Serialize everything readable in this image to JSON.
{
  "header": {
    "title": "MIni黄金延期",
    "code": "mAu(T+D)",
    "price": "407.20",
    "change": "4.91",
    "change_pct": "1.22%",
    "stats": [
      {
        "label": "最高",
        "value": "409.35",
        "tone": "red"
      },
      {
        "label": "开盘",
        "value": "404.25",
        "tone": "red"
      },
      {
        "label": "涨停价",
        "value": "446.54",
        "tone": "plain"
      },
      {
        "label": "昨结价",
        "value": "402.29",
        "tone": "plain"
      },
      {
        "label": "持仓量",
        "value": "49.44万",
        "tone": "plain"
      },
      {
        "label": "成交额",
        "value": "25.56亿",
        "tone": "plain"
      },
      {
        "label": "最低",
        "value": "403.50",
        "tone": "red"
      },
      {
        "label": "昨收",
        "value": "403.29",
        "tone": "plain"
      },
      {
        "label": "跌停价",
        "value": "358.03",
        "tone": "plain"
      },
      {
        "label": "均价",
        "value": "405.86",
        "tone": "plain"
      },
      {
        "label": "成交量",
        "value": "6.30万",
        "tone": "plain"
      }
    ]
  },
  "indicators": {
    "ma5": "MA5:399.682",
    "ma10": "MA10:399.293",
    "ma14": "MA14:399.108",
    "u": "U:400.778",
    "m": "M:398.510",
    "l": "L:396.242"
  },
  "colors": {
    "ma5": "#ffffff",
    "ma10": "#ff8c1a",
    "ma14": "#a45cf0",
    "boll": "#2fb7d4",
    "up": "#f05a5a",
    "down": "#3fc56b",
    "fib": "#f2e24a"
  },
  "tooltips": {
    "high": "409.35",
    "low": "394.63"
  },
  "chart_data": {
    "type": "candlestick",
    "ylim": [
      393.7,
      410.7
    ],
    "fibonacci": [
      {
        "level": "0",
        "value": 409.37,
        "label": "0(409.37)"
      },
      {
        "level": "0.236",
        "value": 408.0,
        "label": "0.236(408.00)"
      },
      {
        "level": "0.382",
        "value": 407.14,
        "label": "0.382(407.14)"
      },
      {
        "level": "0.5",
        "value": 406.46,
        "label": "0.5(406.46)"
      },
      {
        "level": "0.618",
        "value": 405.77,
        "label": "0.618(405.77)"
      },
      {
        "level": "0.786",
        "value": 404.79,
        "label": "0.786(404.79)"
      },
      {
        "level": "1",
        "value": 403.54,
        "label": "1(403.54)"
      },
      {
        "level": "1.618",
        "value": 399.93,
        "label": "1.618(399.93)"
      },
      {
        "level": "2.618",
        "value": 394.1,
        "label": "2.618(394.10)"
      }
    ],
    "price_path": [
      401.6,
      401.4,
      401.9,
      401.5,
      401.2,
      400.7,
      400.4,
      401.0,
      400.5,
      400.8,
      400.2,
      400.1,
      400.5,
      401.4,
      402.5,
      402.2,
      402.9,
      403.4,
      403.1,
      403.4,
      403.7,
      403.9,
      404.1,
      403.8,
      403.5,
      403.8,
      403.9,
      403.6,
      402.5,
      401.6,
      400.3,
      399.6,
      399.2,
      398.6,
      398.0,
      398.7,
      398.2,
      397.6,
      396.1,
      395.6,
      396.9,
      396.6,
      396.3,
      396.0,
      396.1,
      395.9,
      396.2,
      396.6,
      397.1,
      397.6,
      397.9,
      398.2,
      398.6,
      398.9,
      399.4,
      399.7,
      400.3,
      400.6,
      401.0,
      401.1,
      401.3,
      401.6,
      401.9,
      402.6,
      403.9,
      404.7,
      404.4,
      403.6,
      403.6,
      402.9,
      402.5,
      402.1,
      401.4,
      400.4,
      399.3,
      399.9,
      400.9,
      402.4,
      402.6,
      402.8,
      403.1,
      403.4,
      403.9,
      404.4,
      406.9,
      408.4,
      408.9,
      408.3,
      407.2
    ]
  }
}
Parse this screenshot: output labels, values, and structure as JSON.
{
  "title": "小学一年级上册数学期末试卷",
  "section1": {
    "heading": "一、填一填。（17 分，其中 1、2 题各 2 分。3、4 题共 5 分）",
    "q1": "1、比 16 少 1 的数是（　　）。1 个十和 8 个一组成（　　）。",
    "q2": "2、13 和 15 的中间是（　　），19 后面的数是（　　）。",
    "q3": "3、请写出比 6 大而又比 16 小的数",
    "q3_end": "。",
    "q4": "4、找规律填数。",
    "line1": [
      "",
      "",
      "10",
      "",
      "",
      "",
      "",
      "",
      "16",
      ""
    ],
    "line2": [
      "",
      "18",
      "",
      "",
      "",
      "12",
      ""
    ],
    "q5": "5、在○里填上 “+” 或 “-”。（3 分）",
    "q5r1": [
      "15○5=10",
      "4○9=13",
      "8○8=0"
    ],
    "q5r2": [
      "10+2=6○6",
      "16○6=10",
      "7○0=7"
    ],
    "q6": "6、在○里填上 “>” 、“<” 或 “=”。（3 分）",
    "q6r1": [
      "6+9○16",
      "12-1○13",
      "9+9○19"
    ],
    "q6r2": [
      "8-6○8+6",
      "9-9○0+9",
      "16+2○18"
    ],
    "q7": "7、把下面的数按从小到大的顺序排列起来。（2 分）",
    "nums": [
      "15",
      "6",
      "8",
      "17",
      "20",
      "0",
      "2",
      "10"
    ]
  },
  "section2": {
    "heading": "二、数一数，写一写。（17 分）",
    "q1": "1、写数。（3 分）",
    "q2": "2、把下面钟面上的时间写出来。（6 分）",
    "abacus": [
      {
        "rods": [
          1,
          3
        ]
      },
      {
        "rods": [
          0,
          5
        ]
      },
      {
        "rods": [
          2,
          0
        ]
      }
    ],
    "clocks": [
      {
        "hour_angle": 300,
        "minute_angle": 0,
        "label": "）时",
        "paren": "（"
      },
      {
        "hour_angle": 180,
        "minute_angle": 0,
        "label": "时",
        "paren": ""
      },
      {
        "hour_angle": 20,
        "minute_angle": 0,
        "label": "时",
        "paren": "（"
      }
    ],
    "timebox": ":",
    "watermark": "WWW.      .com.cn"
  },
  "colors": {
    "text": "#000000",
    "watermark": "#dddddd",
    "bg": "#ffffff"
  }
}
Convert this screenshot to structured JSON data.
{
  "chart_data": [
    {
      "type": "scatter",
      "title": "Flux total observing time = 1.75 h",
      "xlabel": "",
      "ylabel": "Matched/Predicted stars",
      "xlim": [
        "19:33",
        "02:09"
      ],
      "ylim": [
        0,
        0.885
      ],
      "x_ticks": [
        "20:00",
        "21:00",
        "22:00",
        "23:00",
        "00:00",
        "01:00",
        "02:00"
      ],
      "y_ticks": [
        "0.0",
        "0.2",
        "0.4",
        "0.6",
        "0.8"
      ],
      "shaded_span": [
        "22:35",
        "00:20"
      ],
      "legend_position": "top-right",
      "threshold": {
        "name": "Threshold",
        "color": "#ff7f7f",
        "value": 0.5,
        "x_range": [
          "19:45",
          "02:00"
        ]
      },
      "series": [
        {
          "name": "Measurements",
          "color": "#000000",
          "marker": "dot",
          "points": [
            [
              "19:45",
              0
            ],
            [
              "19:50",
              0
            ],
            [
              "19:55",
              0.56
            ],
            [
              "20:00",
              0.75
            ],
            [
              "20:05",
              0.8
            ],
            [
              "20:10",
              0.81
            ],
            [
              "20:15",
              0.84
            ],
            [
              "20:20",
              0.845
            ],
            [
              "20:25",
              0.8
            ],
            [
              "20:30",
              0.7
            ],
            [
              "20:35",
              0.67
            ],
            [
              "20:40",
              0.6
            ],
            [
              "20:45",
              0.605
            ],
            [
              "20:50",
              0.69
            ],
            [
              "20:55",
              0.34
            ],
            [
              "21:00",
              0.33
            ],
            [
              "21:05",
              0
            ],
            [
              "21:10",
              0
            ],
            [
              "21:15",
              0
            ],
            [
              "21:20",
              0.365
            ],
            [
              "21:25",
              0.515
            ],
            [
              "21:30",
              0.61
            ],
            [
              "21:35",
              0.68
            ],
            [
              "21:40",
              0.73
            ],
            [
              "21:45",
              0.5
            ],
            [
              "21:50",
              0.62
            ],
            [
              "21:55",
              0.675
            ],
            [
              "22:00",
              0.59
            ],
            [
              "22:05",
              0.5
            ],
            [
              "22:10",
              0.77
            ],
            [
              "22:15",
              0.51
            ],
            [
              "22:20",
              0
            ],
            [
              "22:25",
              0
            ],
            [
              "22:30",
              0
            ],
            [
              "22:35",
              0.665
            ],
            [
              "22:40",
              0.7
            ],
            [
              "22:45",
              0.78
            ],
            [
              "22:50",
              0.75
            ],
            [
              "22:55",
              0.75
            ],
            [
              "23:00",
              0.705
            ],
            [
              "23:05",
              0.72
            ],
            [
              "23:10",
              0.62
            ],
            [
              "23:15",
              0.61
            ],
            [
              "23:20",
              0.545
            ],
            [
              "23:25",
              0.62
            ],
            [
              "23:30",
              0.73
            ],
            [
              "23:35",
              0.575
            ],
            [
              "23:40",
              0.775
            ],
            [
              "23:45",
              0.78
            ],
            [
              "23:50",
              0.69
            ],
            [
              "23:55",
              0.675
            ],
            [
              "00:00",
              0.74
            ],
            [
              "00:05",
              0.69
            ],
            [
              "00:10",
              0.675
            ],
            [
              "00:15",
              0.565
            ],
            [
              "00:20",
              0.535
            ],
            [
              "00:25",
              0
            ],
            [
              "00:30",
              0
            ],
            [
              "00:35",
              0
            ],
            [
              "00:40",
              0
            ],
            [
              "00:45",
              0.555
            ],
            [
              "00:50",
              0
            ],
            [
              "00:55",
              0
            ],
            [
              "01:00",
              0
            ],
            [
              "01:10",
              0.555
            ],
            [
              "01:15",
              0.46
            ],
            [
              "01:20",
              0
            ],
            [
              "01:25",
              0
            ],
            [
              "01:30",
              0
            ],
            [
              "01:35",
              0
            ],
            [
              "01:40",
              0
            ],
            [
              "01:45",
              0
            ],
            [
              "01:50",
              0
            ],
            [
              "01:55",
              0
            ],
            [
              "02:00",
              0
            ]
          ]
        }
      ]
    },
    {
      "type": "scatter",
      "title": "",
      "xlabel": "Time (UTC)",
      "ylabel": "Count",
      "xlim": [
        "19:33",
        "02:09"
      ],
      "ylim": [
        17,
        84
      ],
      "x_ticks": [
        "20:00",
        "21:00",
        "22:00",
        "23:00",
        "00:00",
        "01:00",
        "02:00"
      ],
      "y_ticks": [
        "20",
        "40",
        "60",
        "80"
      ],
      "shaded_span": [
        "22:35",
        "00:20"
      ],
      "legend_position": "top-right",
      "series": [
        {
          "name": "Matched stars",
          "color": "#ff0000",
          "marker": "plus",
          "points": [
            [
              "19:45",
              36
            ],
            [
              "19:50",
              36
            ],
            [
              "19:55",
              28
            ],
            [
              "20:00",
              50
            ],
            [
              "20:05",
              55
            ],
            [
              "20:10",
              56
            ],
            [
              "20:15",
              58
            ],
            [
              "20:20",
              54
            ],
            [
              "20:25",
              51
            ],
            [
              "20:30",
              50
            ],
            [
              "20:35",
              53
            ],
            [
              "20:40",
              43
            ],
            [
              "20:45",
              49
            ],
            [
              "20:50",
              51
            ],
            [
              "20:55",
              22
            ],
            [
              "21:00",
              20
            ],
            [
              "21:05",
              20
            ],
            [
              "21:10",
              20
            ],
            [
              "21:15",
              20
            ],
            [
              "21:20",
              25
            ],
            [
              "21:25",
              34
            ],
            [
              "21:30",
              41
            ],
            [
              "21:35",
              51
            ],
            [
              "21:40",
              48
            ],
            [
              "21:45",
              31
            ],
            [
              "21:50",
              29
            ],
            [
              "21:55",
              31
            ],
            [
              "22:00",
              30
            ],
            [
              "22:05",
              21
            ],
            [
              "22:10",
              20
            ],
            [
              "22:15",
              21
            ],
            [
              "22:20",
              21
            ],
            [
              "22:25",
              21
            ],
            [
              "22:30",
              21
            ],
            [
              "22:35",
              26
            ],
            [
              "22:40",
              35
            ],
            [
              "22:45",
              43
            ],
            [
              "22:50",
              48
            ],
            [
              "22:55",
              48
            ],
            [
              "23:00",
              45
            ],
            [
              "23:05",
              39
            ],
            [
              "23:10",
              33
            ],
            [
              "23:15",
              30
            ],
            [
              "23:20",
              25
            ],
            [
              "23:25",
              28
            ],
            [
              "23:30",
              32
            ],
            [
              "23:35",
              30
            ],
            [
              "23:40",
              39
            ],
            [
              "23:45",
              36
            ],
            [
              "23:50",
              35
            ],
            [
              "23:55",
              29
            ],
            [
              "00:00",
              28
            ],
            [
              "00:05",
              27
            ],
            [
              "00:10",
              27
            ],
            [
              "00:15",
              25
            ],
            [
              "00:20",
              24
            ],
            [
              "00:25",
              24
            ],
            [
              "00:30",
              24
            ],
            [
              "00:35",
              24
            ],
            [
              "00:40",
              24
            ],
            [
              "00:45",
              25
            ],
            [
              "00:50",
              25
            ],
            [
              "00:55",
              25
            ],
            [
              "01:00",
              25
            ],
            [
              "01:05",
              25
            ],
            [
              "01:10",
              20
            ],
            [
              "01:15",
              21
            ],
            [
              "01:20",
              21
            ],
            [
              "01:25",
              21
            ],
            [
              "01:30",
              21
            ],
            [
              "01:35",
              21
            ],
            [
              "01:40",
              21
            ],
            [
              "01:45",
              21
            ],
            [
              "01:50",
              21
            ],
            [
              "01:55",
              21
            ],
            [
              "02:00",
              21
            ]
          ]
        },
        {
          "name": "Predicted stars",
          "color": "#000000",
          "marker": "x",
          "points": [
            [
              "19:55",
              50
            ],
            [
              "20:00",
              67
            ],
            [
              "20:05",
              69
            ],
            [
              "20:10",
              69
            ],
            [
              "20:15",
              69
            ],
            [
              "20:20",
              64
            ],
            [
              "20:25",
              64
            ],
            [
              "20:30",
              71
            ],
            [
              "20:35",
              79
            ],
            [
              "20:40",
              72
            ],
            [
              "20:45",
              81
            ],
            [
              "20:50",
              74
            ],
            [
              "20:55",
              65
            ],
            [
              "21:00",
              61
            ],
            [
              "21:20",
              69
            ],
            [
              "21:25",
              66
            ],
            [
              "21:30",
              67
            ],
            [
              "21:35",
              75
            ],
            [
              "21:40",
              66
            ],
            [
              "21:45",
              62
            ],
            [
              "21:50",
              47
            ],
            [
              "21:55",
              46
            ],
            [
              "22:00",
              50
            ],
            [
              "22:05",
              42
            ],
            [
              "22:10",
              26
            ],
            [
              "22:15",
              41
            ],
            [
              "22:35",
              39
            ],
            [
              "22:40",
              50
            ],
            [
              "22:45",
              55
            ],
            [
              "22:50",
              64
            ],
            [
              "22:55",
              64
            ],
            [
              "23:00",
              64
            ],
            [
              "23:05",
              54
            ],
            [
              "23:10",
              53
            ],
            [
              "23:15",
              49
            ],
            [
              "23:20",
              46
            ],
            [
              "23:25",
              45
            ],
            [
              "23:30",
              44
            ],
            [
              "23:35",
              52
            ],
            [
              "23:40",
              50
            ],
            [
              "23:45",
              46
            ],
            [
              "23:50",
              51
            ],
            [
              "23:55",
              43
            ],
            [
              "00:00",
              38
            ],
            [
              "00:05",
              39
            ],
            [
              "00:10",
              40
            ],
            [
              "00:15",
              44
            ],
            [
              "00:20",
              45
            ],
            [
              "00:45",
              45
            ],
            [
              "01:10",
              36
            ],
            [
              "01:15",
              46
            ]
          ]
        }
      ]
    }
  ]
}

** WHAT THE TASK REQUIRES **
Reproduce every line of the listing above in which the string "Predicted" appears.

** RESPONSE TO THE TASK **
      "ylabel": "Matched/Predicted stars",
          "name": "Predicted stars",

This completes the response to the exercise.